どんなに暴力を受けても、どんなに否定されても、名前を呼んでくれなくても、子どもは親を求め、親を想います。

もちろん、すべての人にあてはまるわけではありませんが、私はその一例です。

いわゆる虐待を受けていた私は、今でも親の愛情を欲しています。
配偶者の愛ではないのです。
友人の愛ではないのです。

人として、一人の人間としての愛です。
「ただそこにいるだけで愛されている」
「ただそこにいるだけで認められている」

当たり前であって当たり前ではない愛。
親が子にしか与えられない唯一無二の愛です。

私がこれから語る話しは、作り話ではなく、実際にあった私の人生のほんの一部です。

すべてを語ることは出来ませんが、虐待を受けている子どもの心がどれだけ一般的な心と違うのかを感じ取っていただければと思います。


1.家の環境

私が3歳から暮らし始めた家。
それは昔ながらの家だった。

青っぽい錆びた色のトタン。
瓦もなく、屋根も外壁もすべてトタン。
今で言えばホームレスの家とほぼ同じ状態だった。

台所の屋根のトタンは、透明な白っぽいトタンの種類だったため、雨が降るとバタバタバタバタ…と騒音が鳴り響くが、雨を真下から眺めることが出来る不思議な景色を楽しむことが出来た。

トイレも風呂も家の中にはなかった。
トイレは離れにあり、夜トイレに行く時は、家を出て真っ暗闇を少し歩かなければならない。お化けが出てくるのではないかと、キョロキョロしながら猛ダッシュ。

風呂は2日〜3日に1回、銭湯へ行く。
温泉が有名な地域だったため、入浴はひとり50円〜100円。

家の裏は大きな山の斜面になっており、家の前にはザーッと流れ続ける大きめの川と滝が流れていた。

間取りは寝室と居間、台所、物置部屋。
台所は3畳ぐらいで、他は5畳ぐらいの平屋。

家族は実の父と、父の母親、つまり私にとっての祖母と3人家族だった。

2.虐待の日常

私はその家でずっと父からの暴言と暴力に耐えてきた。

ハンガーやハエ叩きで思い切り叩かれ、それらが折れてゴミ箱行きになることは日常茶飯事。
胸ぐらを掴まれ、服のボタンが吹っ飛ぶことも、髪の毛を引っ張られ、髪の毛がボサボサになったり、抜け落ちていることも日常茶飯事だった。

馬乗りになって首を絞められることもあった。
真冬には洗濯用の水を全身にぶっかけられ、耳に水が入り、聞こえづらくなることもあった。

山奥や、誰もいない海に捨てられ、真夜中に一人で歩いて帰ることもあった。

学校や警察に助けを求めても信じてくれる人はいなかった。
「お父さんはあなたのことが可愛いんだよ^^」
「へぇ〜がんばれ〜」
「あら、そう〜」
「負けるな!」

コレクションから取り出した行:
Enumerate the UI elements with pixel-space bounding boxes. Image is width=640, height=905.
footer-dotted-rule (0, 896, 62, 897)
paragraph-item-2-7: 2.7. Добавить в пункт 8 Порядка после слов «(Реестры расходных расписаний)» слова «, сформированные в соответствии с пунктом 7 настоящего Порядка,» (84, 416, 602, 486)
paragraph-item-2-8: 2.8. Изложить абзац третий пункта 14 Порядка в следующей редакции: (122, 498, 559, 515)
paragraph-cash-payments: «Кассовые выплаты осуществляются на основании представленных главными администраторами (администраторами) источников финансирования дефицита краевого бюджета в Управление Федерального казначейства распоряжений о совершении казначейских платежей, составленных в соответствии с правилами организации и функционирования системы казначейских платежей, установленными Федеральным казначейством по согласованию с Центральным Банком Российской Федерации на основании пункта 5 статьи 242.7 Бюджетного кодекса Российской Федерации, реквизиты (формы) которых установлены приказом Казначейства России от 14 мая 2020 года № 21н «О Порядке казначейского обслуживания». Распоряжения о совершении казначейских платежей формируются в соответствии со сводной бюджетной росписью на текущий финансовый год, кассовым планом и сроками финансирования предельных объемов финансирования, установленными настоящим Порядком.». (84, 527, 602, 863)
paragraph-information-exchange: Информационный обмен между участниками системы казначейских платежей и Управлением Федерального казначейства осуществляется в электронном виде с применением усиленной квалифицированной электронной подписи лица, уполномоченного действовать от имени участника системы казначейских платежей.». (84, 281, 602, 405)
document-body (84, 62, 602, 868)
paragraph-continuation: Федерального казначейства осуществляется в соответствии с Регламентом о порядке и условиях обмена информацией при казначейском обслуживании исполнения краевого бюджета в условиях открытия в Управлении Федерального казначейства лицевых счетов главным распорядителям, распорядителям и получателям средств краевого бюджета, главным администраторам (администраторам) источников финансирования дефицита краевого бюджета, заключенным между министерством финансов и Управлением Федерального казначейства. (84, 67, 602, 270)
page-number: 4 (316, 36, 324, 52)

設問 1 –
本文によると、銭湯での入浴料はひとりいくらだったか答えなさい。
設問 2 –
行の先頭から「footer-dotted-rule (0, 896, 62, 897)」を含む行までについて、「bounding boxes」を「bounding rectangles」に置き換えて更新し、それらの行だけを書きなさい。
本文と行は互いに関係がない。

解答例 1 –
ひとり50円〜100円だった。

解答例 2 –
Enumerate the UI elements with pixel-space bounding rectangles. Image is width=640, height=905.
footer-dotted-rule (0, 896, 62, 897)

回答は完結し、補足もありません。